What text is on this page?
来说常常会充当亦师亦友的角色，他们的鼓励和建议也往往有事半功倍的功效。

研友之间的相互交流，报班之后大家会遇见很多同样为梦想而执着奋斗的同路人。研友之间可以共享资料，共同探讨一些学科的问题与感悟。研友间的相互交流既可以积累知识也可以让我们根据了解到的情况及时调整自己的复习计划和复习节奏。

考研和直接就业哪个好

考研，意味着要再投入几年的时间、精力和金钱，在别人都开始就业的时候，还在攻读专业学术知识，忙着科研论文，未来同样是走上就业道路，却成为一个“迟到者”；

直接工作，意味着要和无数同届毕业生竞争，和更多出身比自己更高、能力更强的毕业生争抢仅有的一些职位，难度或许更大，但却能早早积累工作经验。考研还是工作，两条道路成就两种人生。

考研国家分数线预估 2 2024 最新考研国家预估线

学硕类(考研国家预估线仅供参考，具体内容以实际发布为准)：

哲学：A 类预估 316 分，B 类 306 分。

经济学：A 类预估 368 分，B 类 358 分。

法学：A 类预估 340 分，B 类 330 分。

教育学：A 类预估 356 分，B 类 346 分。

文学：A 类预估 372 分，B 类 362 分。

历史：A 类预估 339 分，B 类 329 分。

◇ ◇ ◇ ◇ ◇

▶ Directions for this task:
Produce an exact copy of all the records.

▶ Written reply:
What text is on this page?
来说常常会充当亦师亦友的角色，他们的鼓励和建议也往往有事半功倍的功效。

研友之间的相互交流，报班之后大家会遇见很多同样为梦想而执着奋斗的同路人。研友之间可以共享资料，共同探讨一些学科的问题与感悟。研友间的相互交流既可以积累知识也可以让我们根据了解到的情况及时调整自己的复习计划和复习节奏。

考研和直接就业哪个好

考研，意味着要再投入几年的时间、精力和金钱，在别人都开始就业的时候，还在攻读专业学术知识，忙着科研论文，未来同样是走上就业道路，却成为一个“迟到者”；

直接工作，意味着要和无数同届毕业生竞争，和更多出身比自己更高、能力更强的毕业生争抢仅有的一些职位，难度或许更大，但却能早早积累工作经验。考研还是工作，两条道路成就两种人生。

考研国家分数线预估 2 2024 最新考研国家预估线

学硕类(考研国家预估线仅供参考，具体内容以实际发布为准)：

哲学：A 类预估 316 分，B 类 306 分。

经济学：A 类预估 368 分，B 类 358 分。

法学：A 类预估 340 分，B 类 330 分。

教育学：A 类预估 356 分，B 类 346 分。

文学：A 类预估 372 分，B 类 362 分。

历史：A 类预估 339 分，B 类 329 分。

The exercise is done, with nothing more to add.